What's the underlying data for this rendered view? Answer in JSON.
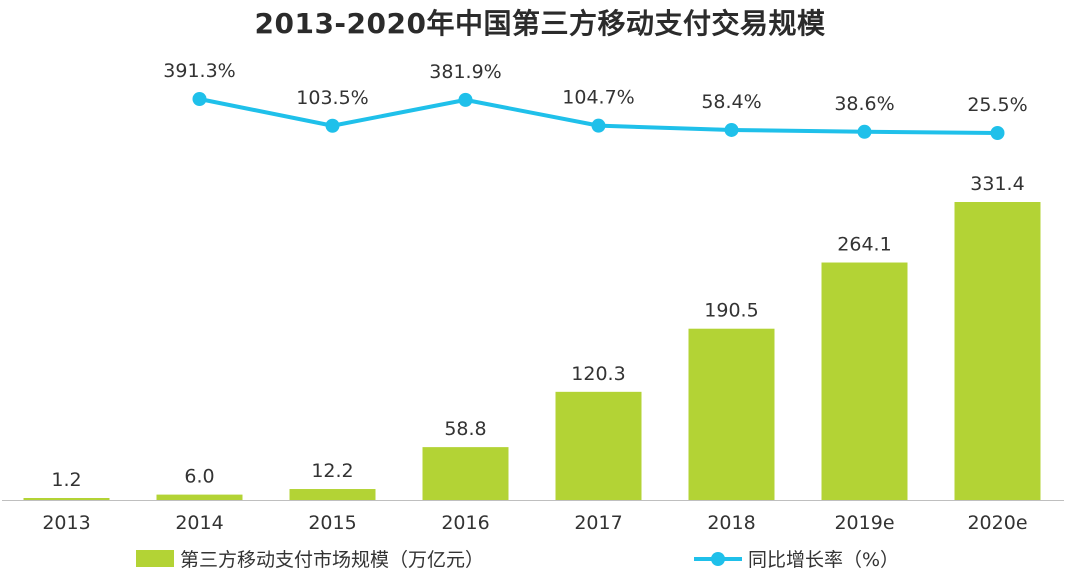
{
  "chart_data": {
    "type": "bar+line",
    "title": "2013-2020年中国第三方移动支付交易规模",
    "categories": [
      "2013",
      "2014",
      "2015",
      "2016",
      "2017",
      "2018",
      "2019e",
      "2020e"
    ],
    "series": [
      {
        "name": "第三方移动支付市场规模（万亿元）",
        "type": "bar",
        "values": [
          1.2,
          6.0,
          12.2,
          58.8,
          120.3,
          190.5,
          264.1,
          331.4
        ],
        "labels": [
          "1.2",
          "6.0",
          "12.2",
          "58.8",
          "120.3",
          "190.5",
          "264.1",
          "331.4"
        ],
        "color": "#B3D335"
      },
      {
        "name": "同比增长率（%）",
        "type": "line",
        "values": [
          null,
          391.3,
          103.5,
          381.9,
          104.7,
          58.4,
          38.6,
          25.5
        ],
        "labels": [
          "",
          "391.3%",
          "103.5%",
          "381.9%",
          "104.7%",
          "58.4%",
          "38.6%",
          "25.5%"
        ],
        "color": "#1FC0EA"
      }
    ],
    "ylim": [
      0,
      331.4
    ],
    "legend_position": "bottom",
    "grid": false
  }
}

_ _ _ _

**EXERCISE GOAL**
Retype the entries word for word. Omit any images.

**EXERCISE ANSWER**
What's the underlying data for this rendered view? Answer in JSON.
{
  "chart_data": {
    "type": "bar+line",
    "title": "2013-2020年中国第三方移动支付交易规模",
    "categories": [
      "2013",
      "2014",
      "2015",
      "2016",
      "2017",
      "2018",
      "2019e",
      "2020e"
    ],
    "series": [
      {
        "name": "第三方移动支付市场规模（万亿元）",
        "type": "bar",
        "values": [
          1.2,
          6.0,
          12.2,
          58.8,
          120.3,
          190.5,
          264.1,
          331.4
        ],
        "labels": [
          "1.2",
          "6.0",
          "12.2",
          "58.8",
          "120.3",
          "190.5",
          "264.1",
          "331.4"
        ],
        "color": "#B3D335"
      },
      {
        "name": "同比增长率（%）",
        "type": "line",
        "values": [
          null,
          391.3,
          103.5,
          381.9,
          104.7,
          58.4,
          38.6,
          25.5
        ],
        "labels": [
          "",
          "391.3%",
          "103.5%",
          "381.9%",
          "104.7%",
          "58.4%",
          "38.6%",
          "25.5%"
        ],
        "color": "#1FC0EA"
      }
    ],
    "ylim": [
      0,
      331.4
    ],
    "legend_position": "bottom",
    "grid": false
  }
}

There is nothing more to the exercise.